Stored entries
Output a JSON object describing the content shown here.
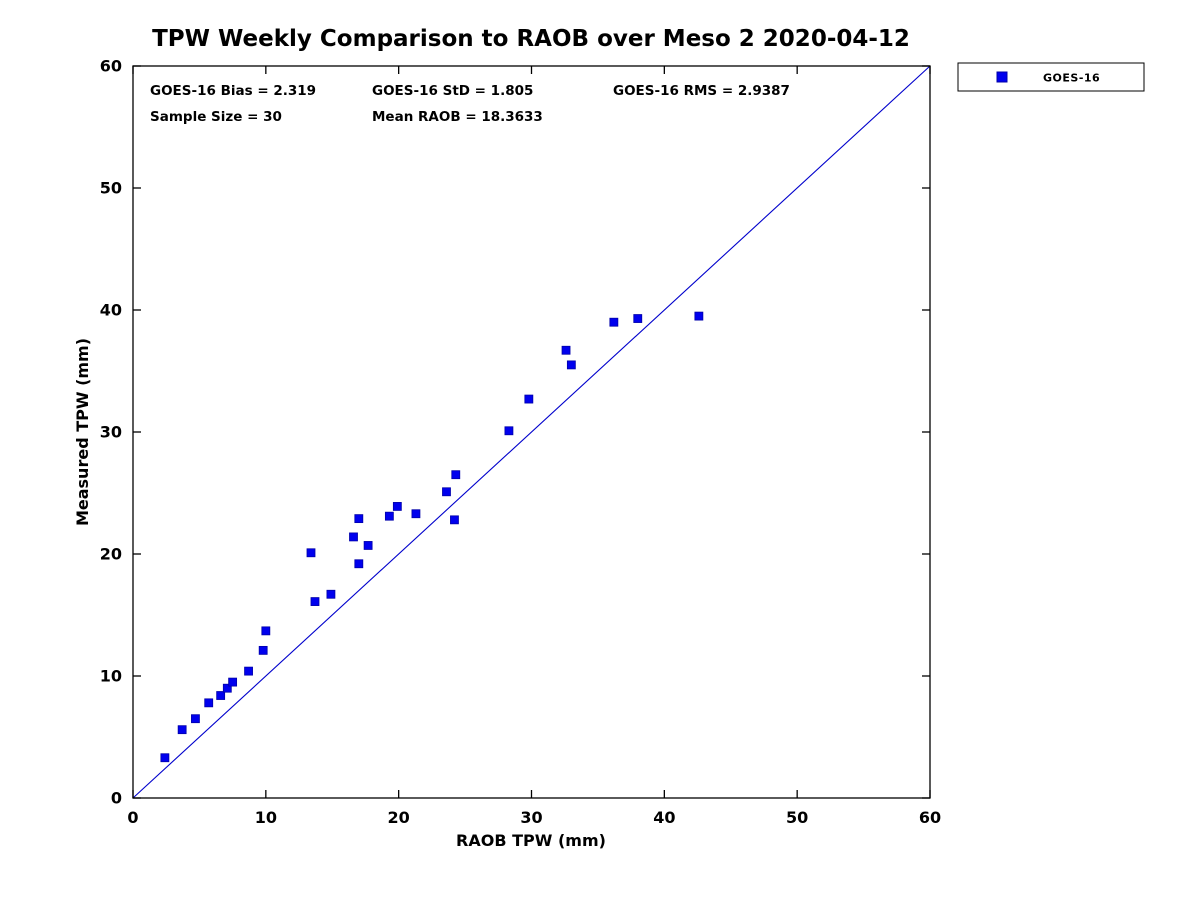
{
  "title": "TPW Weekly Comparison to RAOB over Meso 2 2020-04-12",
  "stats": {
    "bias": "GOES-16 Bias = 2.319",
    "std": "GOES-16 StD = 1.805",
    "rms": "GOES-16 RMS = 2.9387",
    "sample_size": "Sample Size = 30",
    "mean_raob": "Mean RAOB = 18.3633"
  },
  "legend": {
    "label": "GOES-16",
    "marker_color": "#0000ee"
  },
  "chart_data": {
    "type": "scatter",
    "title": "TPW Weekly Comparison to RAOB over Meso 2 2020-04-12",
    "xlabel": "RAOB TPW (mm)",
    "ylabel": "Measured TPW (mm)",
    "xlim": [
      0,
      60
    ],
    "ylim": [
      0,
      60
    ],
    "xticks": [
      0,
      10,
      20,
      30,
      40,
      50,
      60
    ],
    "yticks": [
      0,
      10,
      20,
      30,
      40,
      50,
      60
    ],
    "grid": false,
    "legend_position": "outside-top-right",
    "marker_color": "#0000ee",
    "axis_color": "#000000",
    "reference_line": {
      "from": [
        0,
        0
      ],
      "to": [
        60,
        60
      ],
      "color": "#0000cc"
    },
    "series": [
      {
        "name": "GOES-16",
        "points": [
          [
            2.4,
            3.3
          ],
          [
            3.7,
            5.6
          ],
          [
            4.7,
            6.5
          ],
          [
            5.7,
            7.8
          ],
          [
            6.6,
            8.4
          ],
          [
            7.1,
            9.0
          ],
          [
            7.5,
            9.5
          ],
          [
            8.7,
            10.4
          ],
          [
            9.8,
            12.1
          ],
          [
            10.0,
            13.7
          ],
          [
            13.4,
            20.1
          ],
          [
            13.7,
            16.1
          ],
          [
            14.9,
            16.7
          ],
          [
            16.6,
            21.4
          ],
          [
            17.0,
            19.2
          ],
          [
            17.0,
            22.9
          ],
          [
            17.7,
            20.7
          ],
          [
            19.3,
            23.1
          ],
          [
            19.9,
            23.9
          ],
          [
            21.3,
            23.3
          ],
          [
            23.6,
            25.1
          ],
          [
            24.2,
            22.8
          ],
          [
            24.3,
            26.5
          ],
          [
            28.3,
            30.1
          ],
          [
            29.8,
            32.7
          ],
          [
            32.6,
            36.7
          ],
          [
            33.0,
            35.5
          ],
          [
            36.2,
            39.0
          ],
          [
            38.0,
            39.3
          ],
          [
            42.6,
            39.5
          ]
        ]
      }
    ]
  }
}
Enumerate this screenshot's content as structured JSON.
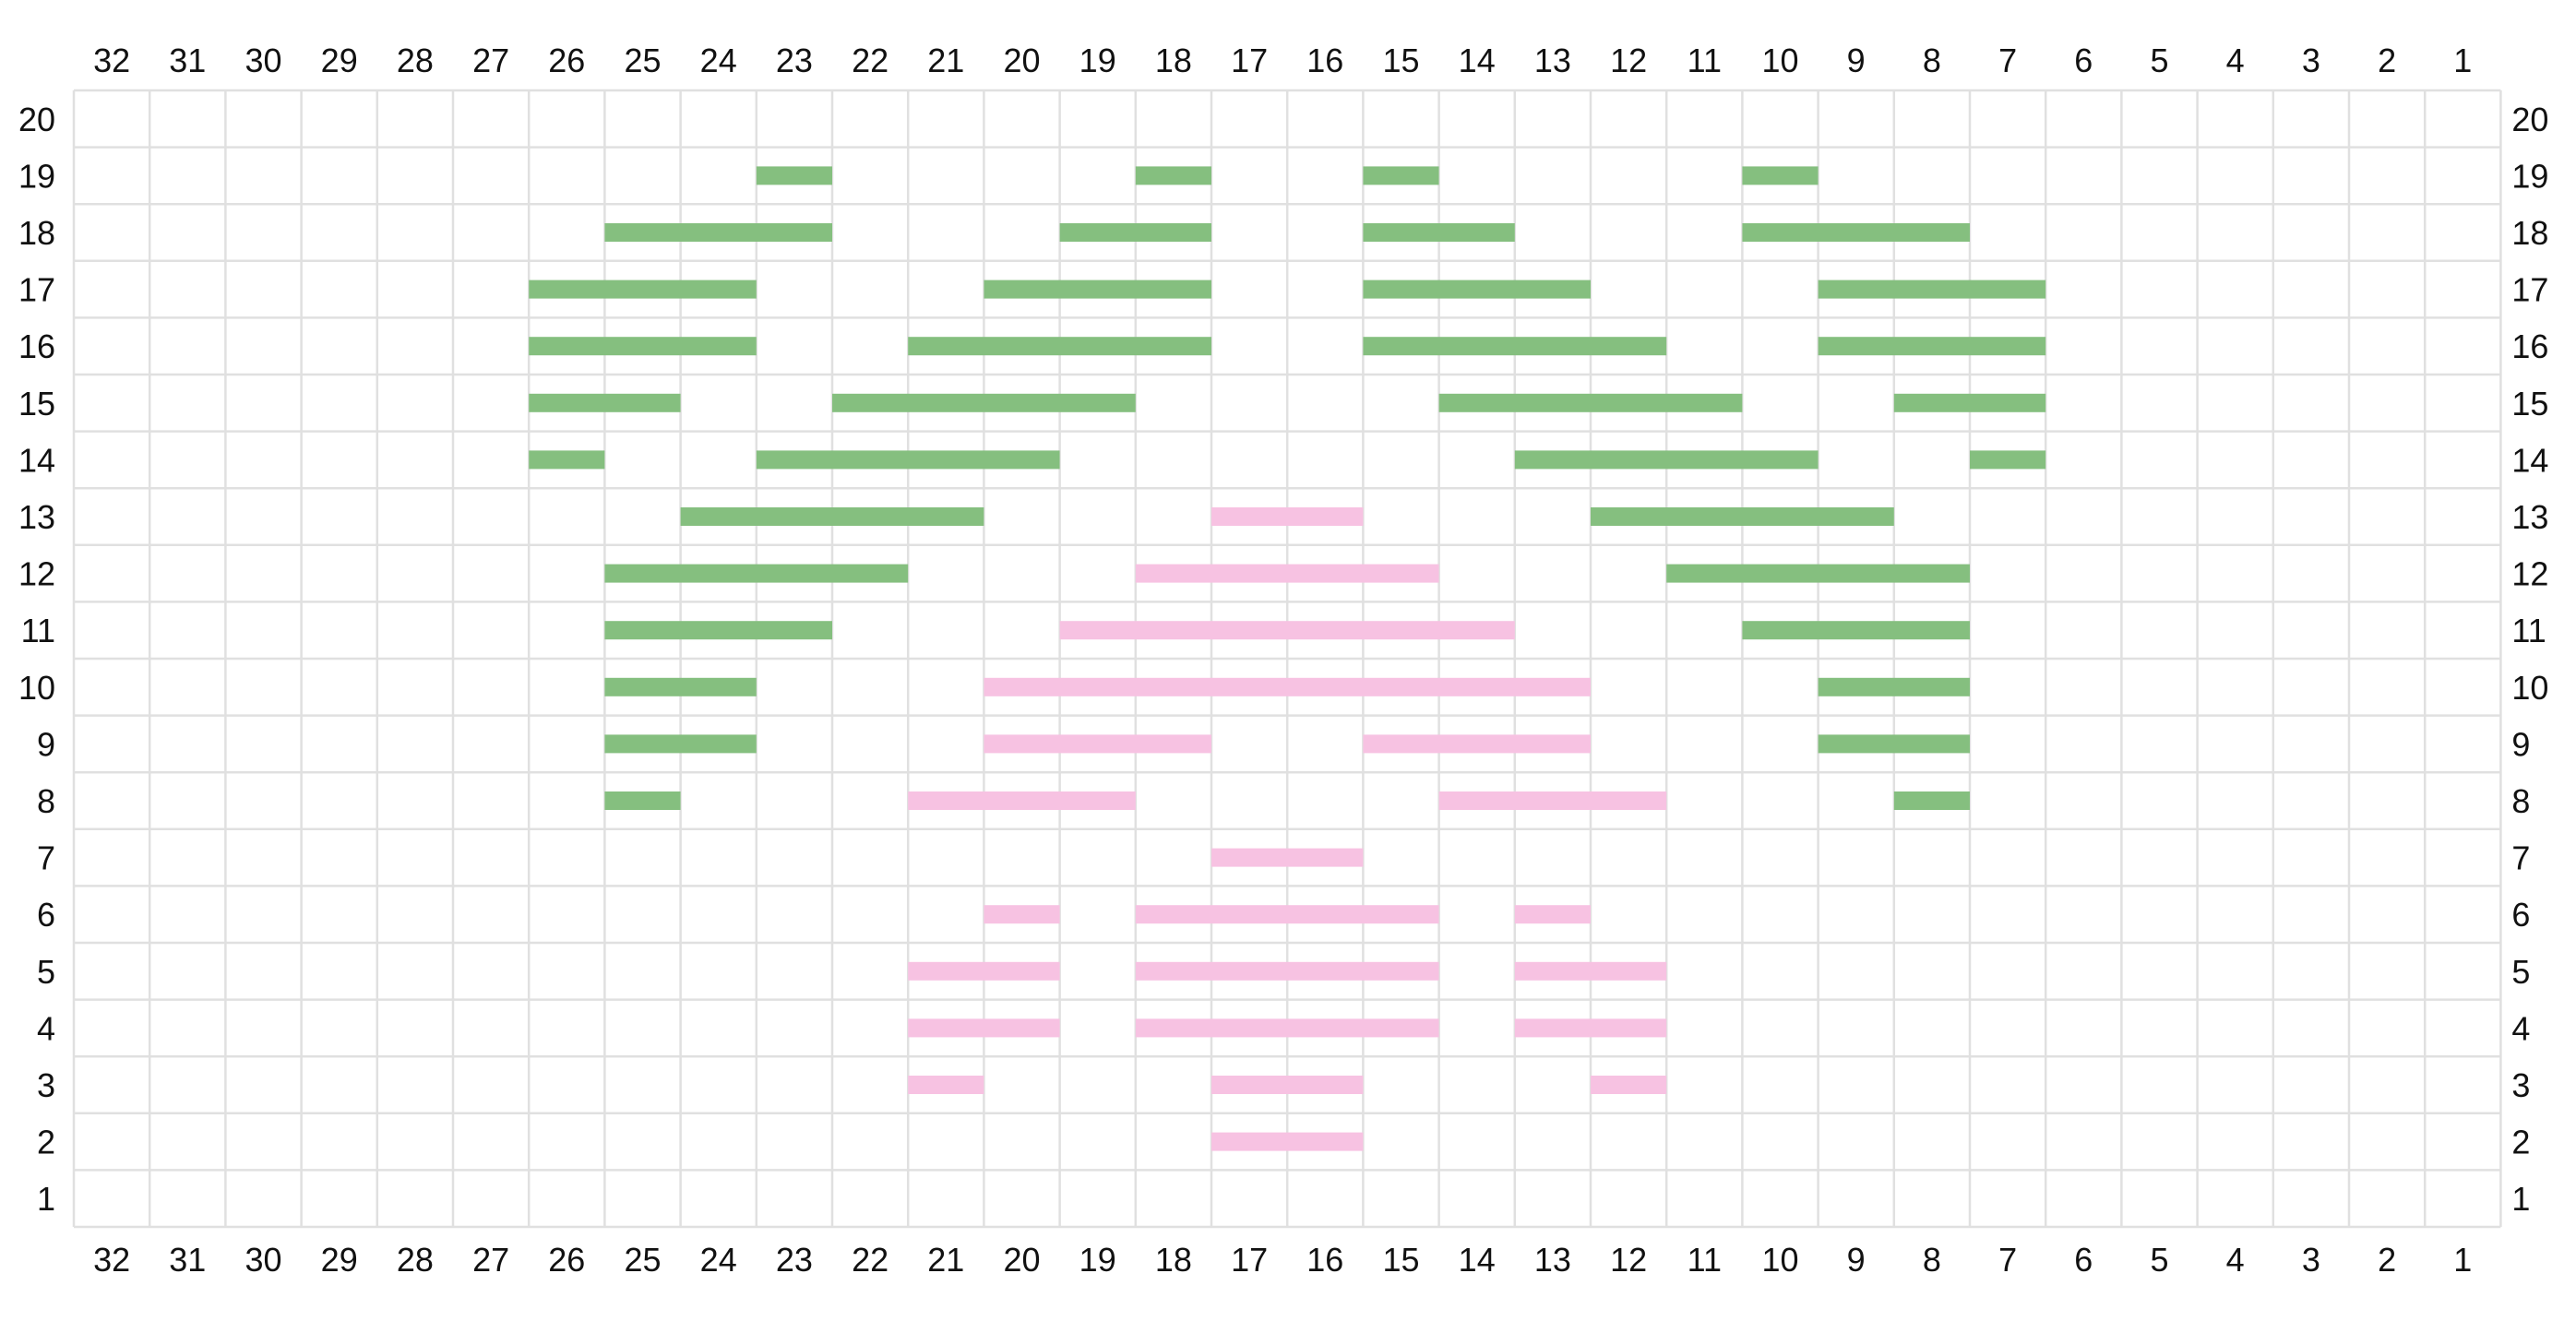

=== INSTRUCTIONS FOR THE TASK ===
Which lines of the data above contain "Meso"? Copy each one.

=== ANSWER TO THIS PROBLEM ===
  "title": "TPW Weekly Comparison to RAOB over Meso 2 2020-04-12",
    "title": "TPW Weekly Comparison to RAOB over Meso 2 2020-04-12",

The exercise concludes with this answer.